> AIM
Extract each line of the data and write it out again exactly.
-- Begin THE RECORDS --
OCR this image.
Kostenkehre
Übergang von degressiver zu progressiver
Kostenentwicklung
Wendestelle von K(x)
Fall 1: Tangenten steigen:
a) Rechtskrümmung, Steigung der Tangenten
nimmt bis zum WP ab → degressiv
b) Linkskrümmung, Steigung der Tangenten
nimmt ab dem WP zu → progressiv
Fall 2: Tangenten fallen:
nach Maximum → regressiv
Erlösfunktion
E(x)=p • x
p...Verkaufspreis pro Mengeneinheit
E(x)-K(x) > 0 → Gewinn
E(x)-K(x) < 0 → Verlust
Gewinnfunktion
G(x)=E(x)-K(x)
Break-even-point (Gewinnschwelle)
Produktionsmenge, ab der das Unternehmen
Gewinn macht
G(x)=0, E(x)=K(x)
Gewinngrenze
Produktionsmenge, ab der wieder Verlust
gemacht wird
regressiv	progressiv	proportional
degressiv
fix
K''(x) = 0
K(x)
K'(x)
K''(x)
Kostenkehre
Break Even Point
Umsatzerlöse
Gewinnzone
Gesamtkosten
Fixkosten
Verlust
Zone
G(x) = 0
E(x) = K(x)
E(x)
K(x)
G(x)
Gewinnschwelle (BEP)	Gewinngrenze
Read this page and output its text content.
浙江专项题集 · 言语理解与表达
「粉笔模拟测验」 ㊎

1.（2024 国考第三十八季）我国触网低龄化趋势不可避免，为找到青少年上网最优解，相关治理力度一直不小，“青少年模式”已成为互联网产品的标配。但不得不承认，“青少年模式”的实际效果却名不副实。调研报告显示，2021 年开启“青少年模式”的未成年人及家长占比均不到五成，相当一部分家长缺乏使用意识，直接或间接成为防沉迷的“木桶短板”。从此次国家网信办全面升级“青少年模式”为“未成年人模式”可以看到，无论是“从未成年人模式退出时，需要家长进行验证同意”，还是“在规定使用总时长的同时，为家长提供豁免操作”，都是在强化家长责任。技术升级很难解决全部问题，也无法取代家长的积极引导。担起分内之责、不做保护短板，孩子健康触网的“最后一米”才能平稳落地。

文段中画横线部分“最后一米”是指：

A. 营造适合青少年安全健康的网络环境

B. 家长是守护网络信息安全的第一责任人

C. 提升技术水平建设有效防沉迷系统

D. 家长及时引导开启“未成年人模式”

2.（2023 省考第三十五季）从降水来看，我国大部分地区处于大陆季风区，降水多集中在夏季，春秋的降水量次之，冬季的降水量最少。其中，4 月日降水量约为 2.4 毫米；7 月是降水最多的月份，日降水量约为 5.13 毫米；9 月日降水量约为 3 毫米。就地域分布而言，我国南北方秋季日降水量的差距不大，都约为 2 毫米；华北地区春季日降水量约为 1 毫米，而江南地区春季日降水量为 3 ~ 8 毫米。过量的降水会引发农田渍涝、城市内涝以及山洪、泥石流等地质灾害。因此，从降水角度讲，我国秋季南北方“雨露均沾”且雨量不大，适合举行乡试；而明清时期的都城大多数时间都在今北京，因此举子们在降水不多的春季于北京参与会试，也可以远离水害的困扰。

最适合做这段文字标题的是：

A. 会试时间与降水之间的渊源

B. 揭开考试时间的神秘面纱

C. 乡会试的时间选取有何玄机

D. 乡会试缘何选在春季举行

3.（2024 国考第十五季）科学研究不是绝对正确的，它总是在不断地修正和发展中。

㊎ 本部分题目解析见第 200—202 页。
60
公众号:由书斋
-- End THE RECORDS --
> WORKED SOLUTION
OCR this image.
Kostenkehre
Übergang von degressiver zu progressiver
Kostenentwicklung
Wendestelle von K(x)
Fall 1: Tangenten steigen:
a) Rechtskrümmung, Steigung der Tangenten
nimmt bis zum WP ab → degressiv
b) Linkskrümmung, Steigung der Tangenten
nimmt ab dem WP zu → progressiv
Fall 2: Tangenten fallen:
nach Maximum → regressiv
Erlösfunktion
E(x)=p • x
p...Verkaufspreis pro Mengeneinheit
E(x)-K(x) > 0 → Gewinn
E(x)-K(x) < 0 → Verlust
Gewinnfunktion
G(x)=E(x)-K(x)
Break-even-point (Gewinnschwelle)
Produktionsmenge, ab der das Unternehmen
Gewinn macht
G(x)=0, E(x)=K(x)
Gewinngrenze
Produktionsmenge, ab der wieder Verlust
gemacht wird
regressiv	progressiv	proportional
degressiv
fix
K''(x) = 0
K(x)
K'(x)
K''(x)
Kostenkehre
Break Even Point
Umsatzerlöse
Gewinnzone
Gesamtkosten
Fixkosten
Verlust
Zone
G(x) = 0
E(x) = K(x)
E(x)
K(x)
G(x)
Gewinnschwelle (BEP)	Gewinngrenze
Read this page and output its text content.
浙江专项题集 · 言语理解与表达
「粉笔模拟测验」 ㊎

1.（2024 国考第三十八季）我国触网低龄化趋势不可避免，为找到青少年上网最优解，相关治理力度一直不小，“青少年模式”已成为互联网产品的标配。但不得不承认，“青少年模式”的实际效果却名不副实。调研报告显示，2021 年开启“青少年模式”的未成年人及家长占比均不到五成，相当一部分家长缺乏使用意识，直接或间接成为防沉迷的“木桶短板”。从此次国家网信办全面升级“青少年模式”为“未成年人模式”可以看到，无论是“从未成年人模式退出时，需要家长进行验证同意”，还是“在规定使用总时长的同时，为家长提供豁免操作”，都是在强化家长责任。技术升级很难解决全部问题，也无法取代家长的积极引导。担起分内之责、不做保护短板，孩子健康触网的“最后一米”才能平稳落地。

文段中画横线部分“最后一米”是指：

A. 营造适合青少年安全健康的网络环境

B. 家长是守护网络信息安全的第一责任人

C. 提升技术水平建设有效防沉迷系统

D. 家长及时引导开启“未成年人模式”

2.（2023 省考第三十五季）从降水来看，我国大部分地区处于大陆季风区，降水多集中在夏季，春秋的降水量次之，冬季的降水量最少。其中，4 月日降水量约为 2.4 毫米；7 月是降水最多的月份，日降水量约为 5.13 毫米；9 月日降水量约为 3 毫米。就地域分布而言，我国南北方秋季日降水量的差距不大，都约为 2 毫米；华北地区春季日降水量约为 1 毫米，而江南地区春季日降水量为 3 ~ 8 毫米。过量的降水会引发农田渍涝、城市内涝以及山洪、泥石流等地质灾害。因此，从降水角度讲，我国秋季南北方“雨露均沾”且雨量不大，适合举行乡试；而明清时期的都城大多数时间都在今北京，因此举子们在降水不多的春季于北京参与会试，也可以远离水害的困扰。

最适合做这段文字标题的是：

A. 会试时间与降水之间的渊源

B. 揭开考试时间的神秘面纱

C. 乡会试的时间选取有何玄机

D. 乡会试缘何选在春季举行

3.（2024 国考第十五季）科学研究不是绝对正确的，它总是在不断地修正和发展中。

㊎ 本部分题目解析见第 200—202 页。
60
公众号:由书斋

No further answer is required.